(Stored data)

=-=-=-=-=

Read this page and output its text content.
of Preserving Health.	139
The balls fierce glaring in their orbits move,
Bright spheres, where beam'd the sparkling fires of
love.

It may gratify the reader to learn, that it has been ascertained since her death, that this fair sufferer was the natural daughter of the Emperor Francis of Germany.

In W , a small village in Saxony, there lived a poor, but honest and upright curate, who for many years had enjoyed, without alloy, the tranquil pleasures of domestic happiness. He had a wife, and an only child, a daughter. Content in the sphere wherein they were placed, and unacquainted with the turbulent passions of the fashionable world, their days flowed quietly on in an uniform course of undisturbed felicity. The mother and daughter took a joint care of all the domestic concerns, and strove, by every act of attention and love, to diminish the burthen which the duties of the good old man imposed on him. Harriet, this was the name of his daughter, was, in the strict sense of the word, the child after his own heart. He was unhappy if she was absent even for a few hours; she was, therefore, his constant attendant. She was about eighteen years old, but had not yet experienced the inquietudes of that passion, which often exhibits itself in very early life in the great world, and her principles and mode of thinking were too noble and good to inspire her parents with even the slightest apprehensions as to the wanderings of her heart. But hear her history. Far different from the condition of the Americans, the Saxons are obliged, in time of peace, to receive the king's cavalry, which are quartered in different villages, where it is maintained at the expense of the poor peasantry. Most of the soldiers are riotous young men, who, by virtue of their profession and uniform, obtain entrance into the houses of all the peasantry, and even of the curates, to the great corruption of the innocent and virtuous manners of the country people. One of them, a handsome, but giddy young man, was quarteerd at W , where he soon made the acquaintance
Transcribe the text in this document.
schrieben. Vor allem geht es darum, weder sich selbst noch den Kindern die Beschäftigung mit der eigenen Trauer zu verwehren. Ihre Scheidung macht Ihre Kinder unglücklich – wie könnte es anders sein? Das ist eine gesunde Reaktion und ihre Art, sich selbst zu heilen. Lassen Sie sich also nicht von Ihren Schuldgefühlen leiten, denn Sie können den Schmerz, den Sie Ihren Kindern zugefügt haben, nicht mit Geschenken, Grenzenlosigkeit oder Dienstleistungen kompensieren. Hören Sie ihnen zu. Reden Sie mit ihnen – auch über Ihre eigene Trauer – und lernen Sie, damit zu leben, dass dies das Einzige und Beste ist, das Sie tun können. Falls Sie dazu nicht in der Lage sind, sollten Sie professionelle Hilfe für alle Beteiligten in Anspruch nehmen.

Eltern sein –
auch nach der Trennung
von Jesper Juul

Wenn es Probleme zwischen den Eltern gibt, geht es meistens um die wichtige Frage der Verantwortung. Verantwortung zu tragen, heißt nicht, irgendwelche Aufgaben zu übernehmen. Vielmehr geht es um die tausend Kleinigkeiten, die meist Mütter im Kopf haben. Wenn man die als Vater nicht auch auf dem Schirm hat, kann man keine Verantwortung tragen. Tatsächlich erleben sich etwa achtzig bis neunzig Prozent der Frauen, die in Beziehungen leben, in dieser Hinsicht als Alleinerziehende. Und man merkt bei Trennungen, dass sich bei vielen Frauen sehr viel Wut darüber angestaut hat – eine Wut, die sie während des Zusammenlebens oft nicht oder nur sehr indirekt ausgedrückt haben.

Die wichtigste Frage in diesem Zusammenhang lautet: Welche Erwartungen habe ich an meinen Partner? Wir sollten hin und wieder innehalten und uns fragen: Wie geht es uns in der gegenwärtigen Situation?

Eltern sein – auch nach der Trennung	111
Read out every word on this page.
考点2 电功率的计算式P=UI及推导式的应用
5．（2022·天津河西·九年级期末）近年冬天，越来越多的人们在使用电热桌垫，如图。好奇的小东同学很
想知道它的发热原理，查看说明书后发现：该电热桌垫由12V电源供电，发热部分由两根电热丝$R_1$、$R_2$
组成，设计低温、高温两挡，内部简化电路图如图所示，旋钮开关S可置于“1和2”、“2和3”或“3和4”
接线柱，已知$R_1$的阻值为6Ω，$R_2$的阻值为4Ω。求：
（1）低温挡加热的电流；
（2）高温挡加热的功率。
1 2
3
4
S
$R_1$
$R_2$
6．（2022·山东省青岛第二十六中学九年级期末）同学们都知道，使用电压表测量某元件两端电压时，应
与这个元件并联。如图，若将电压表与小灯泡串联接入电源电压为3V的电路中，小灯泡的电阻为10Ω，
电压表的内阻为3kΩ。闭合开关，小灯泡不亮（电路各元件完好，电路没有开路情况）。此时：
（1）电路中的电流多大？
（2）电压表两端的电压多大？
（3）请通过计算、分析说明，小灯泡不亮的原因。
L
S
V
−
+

=-=-=-=-=

__Work instructions__. Your task is to return, exactly and on their own, the lines from the one containing "Read out every word on this page." through the last line of the listing.

__Finished answer__.
Read out every word on this page.
考点2 电功率的计算式P=UI及推导式的应用
5．（2022·天津河西·九年级期末）近年冬天，越来越多的人们在使用电热桌垫，如图。好奇的小东同学很
想知道它的发热原理，查看说明书后发现：该电热桌垫由12V电源供电，发热部分由两根电热丝$R_1$、$R_2$
组成，设计低温、高温两挡，内部简化电路图如图所示，旋钮开关S可置于“1和2”、“2和3”或“3和4”
接线柱，已知$R_1$的阻值为6Ω，$R_2$的阻值为4Ω。求：
（1）低温挡加热的电流；
（2）高温挡加热的功率。
1 2
3
4
S
$R_1$
$R_2$
6．（2022·山东省青岛第二十六中学九年级期末）同学们都知道，使用电压表测量某元件两端电压时，应
与这个元件并联。如图，若将电压表与小灯泡串联接入电源电压为3V的电路中，小灯泡的电阻为10Ω，
电压表的内阻为3kΩ。闭合开关，小灯泡不亮（电路各元件完好，电路没有开路情况）。此时：
（1）电路中的电流多大？
（2）电压表两端的电压多大？
（3）请通过计算、分析说明，小灯泡不亮的原因。
L
S
V
−
+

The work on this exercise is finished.